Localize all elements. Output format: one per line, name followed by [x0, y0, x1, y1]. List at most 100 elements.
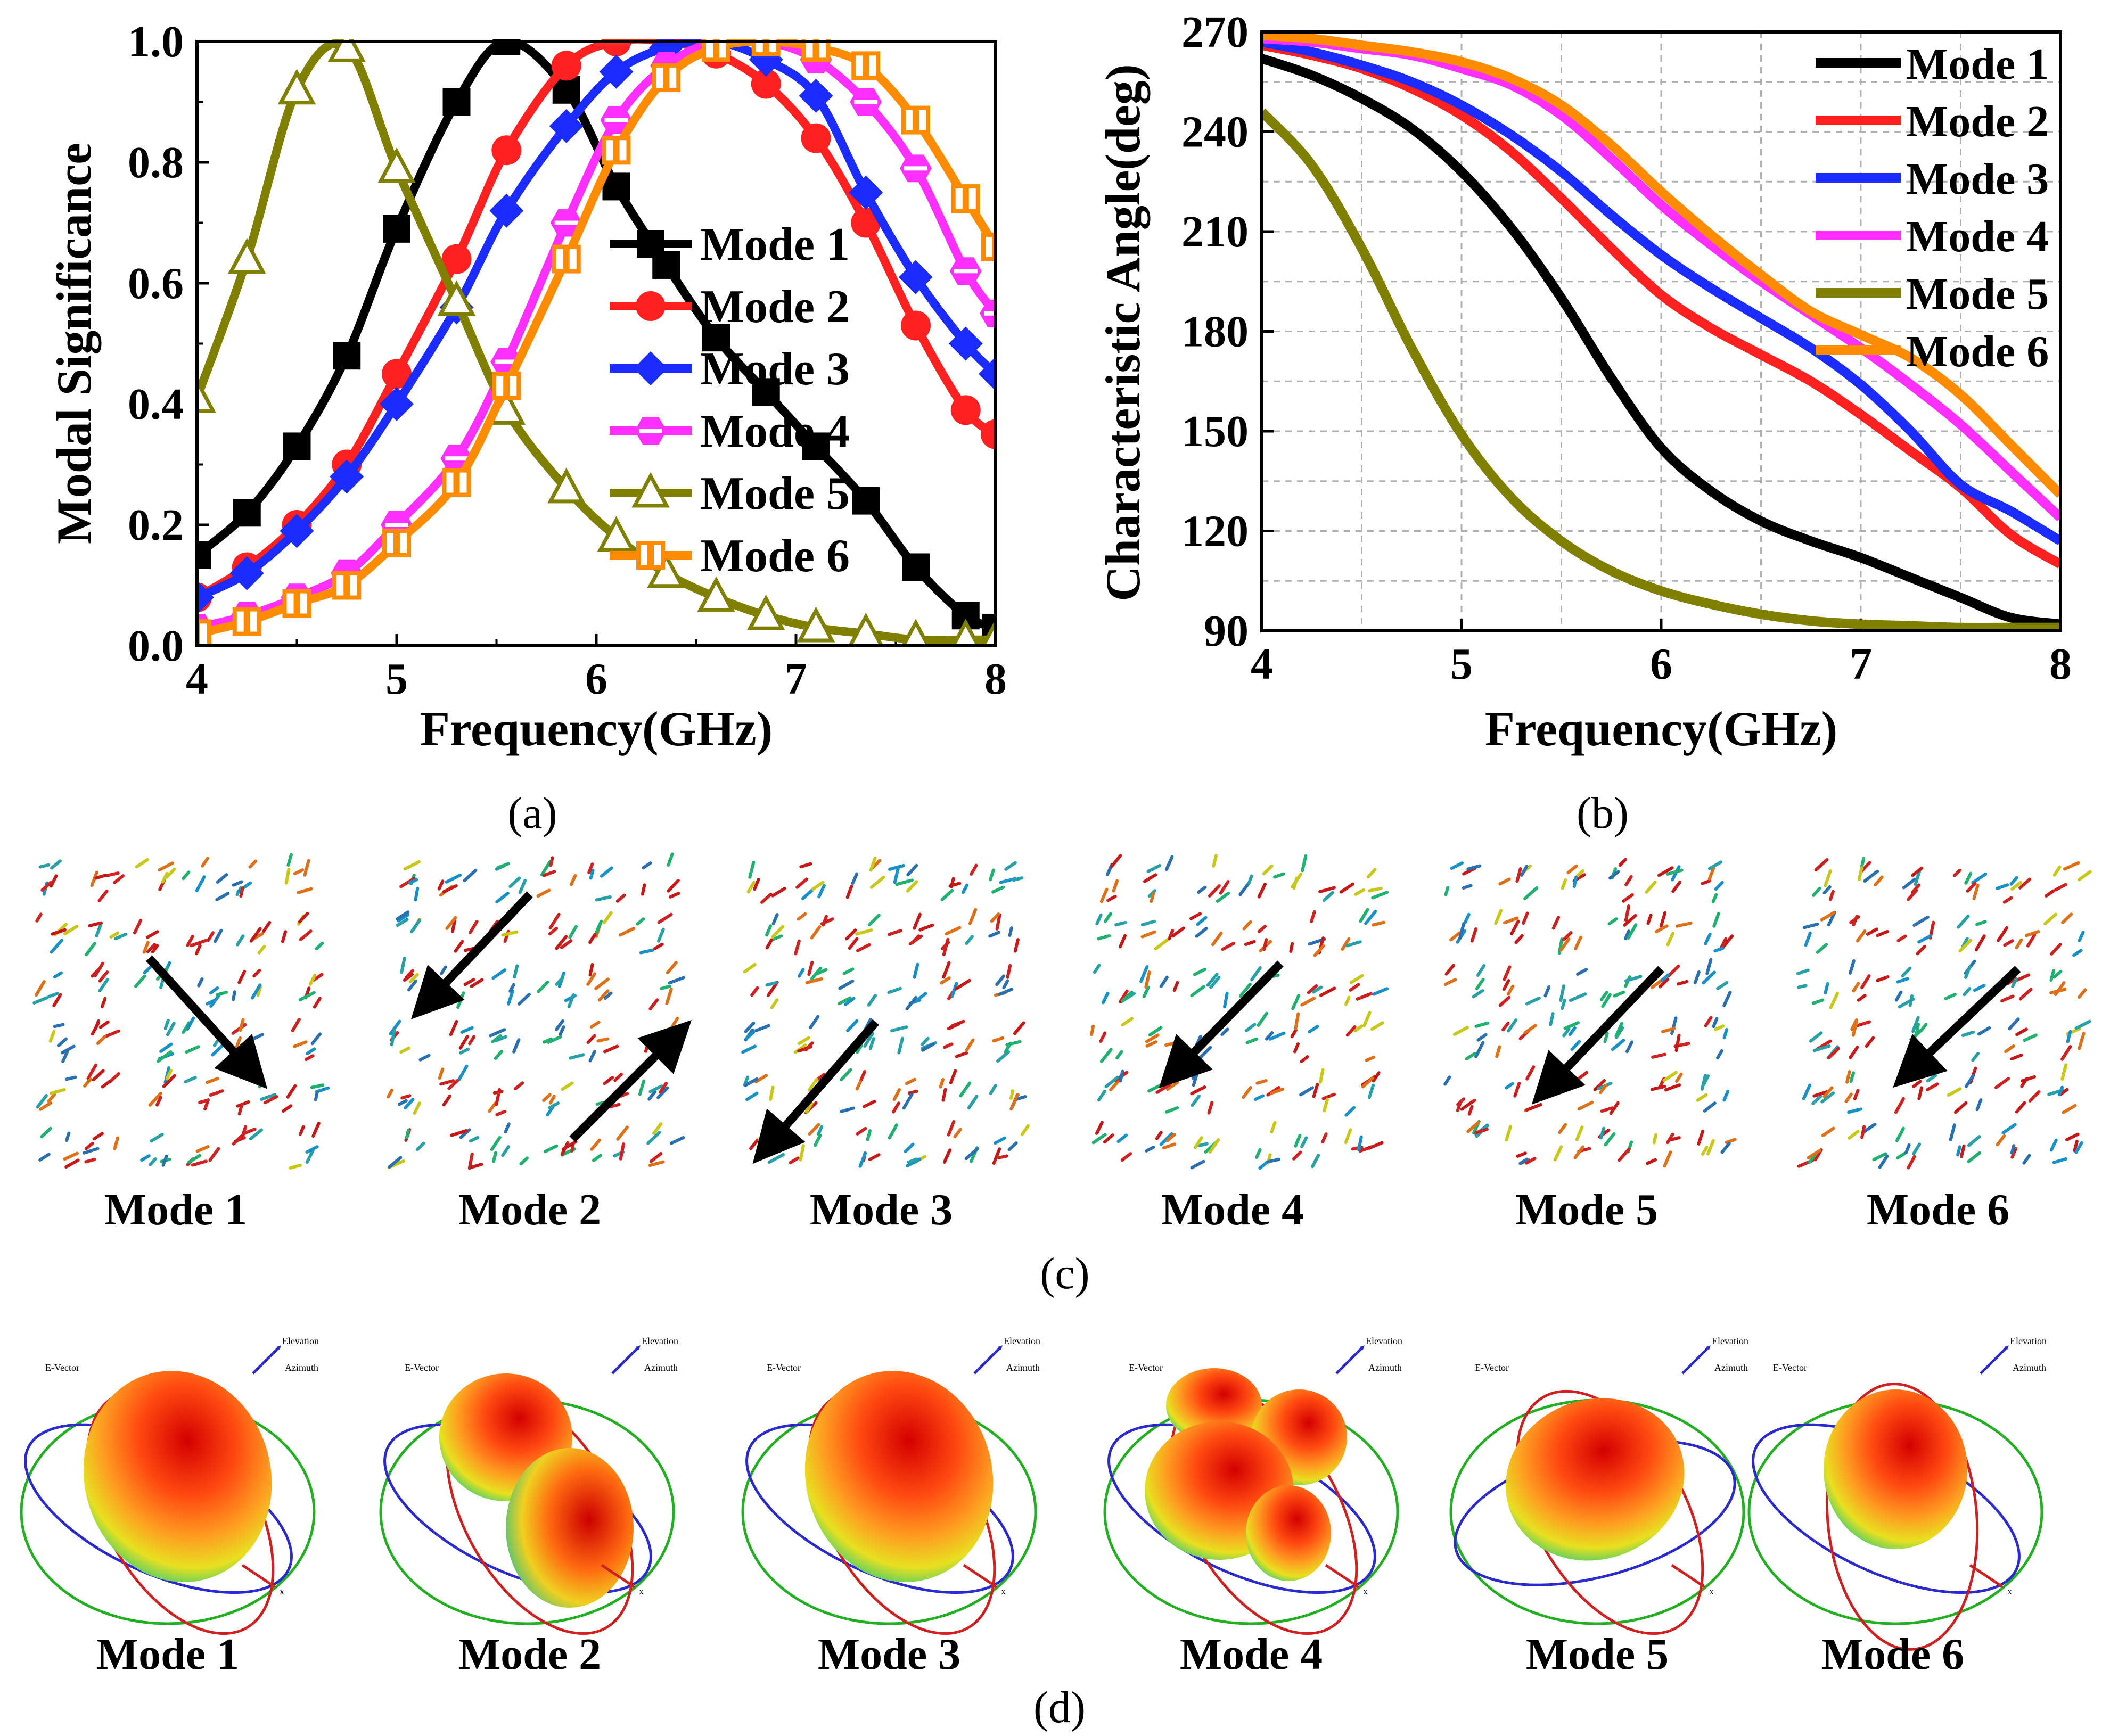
current-vector	[2008, 1017, 2020, 1031]
panel-d-labels: Mode 1 Mode 2 Mode 3 Mode 4 Mode 5 Mode …	[96, 1630, 1964, 1679]
current-vector	[805, 977, 823, 984]
current-vector	[2015, 1027, 2028, 1036]
current-vector	[1874, 875, 1884, 886]
current-vector	[2078, 931, 2085, 942]
current-vector	[767, 1153, 785, 1164]
current-vector	[1344, 1128, 1352, 1145]
current-vector	[40, 1126, 52, 1139]
current-vector	[646, 1131, 661, 1145]
current-vector	[1575, 869, 1584, 878]
current-vector	[1247, 874, 1253, 885]
current-vector	[1139, 965, 1149, 983]
chart-b-characteristic-angle: 4 5 6 7 8 90 120 150 180 210 240 270 Frequency(GHz)…	[1096, 7, 2072, 838]
current-vector	[195, 875, 206, 893]
current-vector	[211, 1044, 224, 1057]
current-vector	[908, 934, 923, 946]
current-vector	[1242, 1085, 1252, 1099]
current-vector	[1510, 919, 1520, 936]
current-vector	[1860, 857, 1866, 869]
current-vector	[1857, 994, 1867, 1002]
current-vector	[1821, 1126, 1835, 1138]
current-vector	[1820, 1091, 1835, 1104]
current-vector	[1926, 1074, 1937, 1083]
current-vector	[1995, 883, 2009, 891]
current-vector	[848, 937, 859, 950]
chart-a-line-mode-5	[197, 39, 996, 645]
current-vector	[1562, 931, 1573, 942]
axis-label-evector: E-Vector	[405, 1362, 439, 1373]
current-vector	[1568, 1026, 1577, 1036]
current-vector	[1195, 927, 1208, 938]
current-vector	[1895, 1126, 1905, 1142]
current-vector	[1722, 1027, 1729, 1040]
current-vector	[1853, 1089, 1860, 1100]
current-vector	[1812, 886, 1821, 897]
current-vector	[504, 1122, 511, 1133]
current-vector	[1091, 1133, 1107, 1145]
current-vector	[457, 1064, 469, 1081]
current-vector	[2003, 939, 2014, 947]
axis-label-elevation: Elevation	[1366, 1336, 1402, 1346]
current-vector	[1707, 866, 1715, 881]
current-vector	[758, 1132, 769, 1141]
current-vector	[602, 911, 613, 925]
current-vector	[242, 1128, 257, 1136]
current-vector	[399, 877, 416, 888]
current-vector	[1367, 1141, 1384, 1150]
current-vector	[1505, 1082, 1514, 1090]
current-vector	[1908, 994, 1914, 1007]
current-vector	[1967, 1135, 1981, 1147]
current-direction-arrow	[569, 1020, 692, 1142]
current-vector	[1219, 880, 1230, 895]
current-vector	[284, 867, 291, 885]
current-vector	[639, 948, 654, 955]
current-vector	[771, 913, 779, 926]
current-vector	[297, 887, 313, 894]
chart-a-point-mode-5	[327, 39, 366, 62]
current-direction-arrow	[1159, 960, 1284, 1089]
chart-a-point-mode-1	[197, 541, 211, 569]
current-vector	[1566, 864, 1578, 875]
current-vector	[1339, 882, 1355, 894]
current-vector	[60, 1044, 76, 1055]
current-vector	[543, 1144, 559, 1154]
chart-a-point-mode-1	[283, 432, 311, 460]
current-vector	[165, 1068, 173, 1080]
current-vector	[1675, 922, 1693, 928]
current-vector	[470, 978, 484, 988]
current-vector	[1575, 1125, 1584, 1141]
current-vector	[1354, 888, 1366, 896]
current-vector	[1623, 929, 1631, 941]
current-vector	[1573, 1145, 1585, 1159]
current-vector	[145, 930, 159, 939]
current-vector	[1312, 1083, 1319, 1098]
current-vector	[1364, 909, 1377, 925]
current-vector	[586, 972, 597, 986]
current-vector	[1977, 1026, 1991, 1036]
current-vector	[1974, 934, 1986, 952]
current-vector	[2060, 1063, 2068, 1081]
current-vector	[1916, 944, 1926, 956]
current-vector	[166, 1021, 176, 1036]
current-vector	[1366, 868, 1377, 879]
current-vector	[1145, 1145, 1155, 1153]
current-vector	[1470, 927, 1478, 943]
current-vector	[863, 1100, 876, 1108]
current-vector	[2078, 870, 2092, 882]
current-vector	[760, 892, 773, 904]
current-vector	[1613, 990, 1625, 998]
panel-d-label-mode-2: Mode 2	[458, 1630, 601, 1679]
current-vector	[1711, 893, 1718, 903]
current-vector	[997, 1154, 1008, 1159]
current-vector	[1206, 973, 1219, 987]
axis-label-azimuth: Azimuth	[644, 1362, 678, 1373]
panel-d-label-mode-1: Mode 1	[96, 1630, 239, 1679]
axis-arrow-x	[1325, 1564, 1360, 1588]
current-vector	[1245, 1037, 1259, 1044]
current-vector	[501, 1145, 510, 1157]
panel-c-label-mode-2: Mode 2	[458, 1185, 601, 1235]
current-vector	[953, 1128, 963, 1138]
current-vector	[1258, 1160, 1269, 1170]
current-vector	[765, 981, 778, 987]
current-vector	[991, 885, 1005, 894]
====
▶ [Requirement]:
Pick out every line in the items above that contains the string "axis", matching case exactly, and copy each of those lines.

▶ [Result for this task]:
axis-label-evector: E-Vector	[405, 1362, 439, 1373]
axis-label-elevation: Elevation	[1366, 1336, 1402, 1346]
axis-label-azimuth: Azimuth	[644, 1362, 678, 1373]
axis-arrow-x	[1325, 1564, 1360, 1588]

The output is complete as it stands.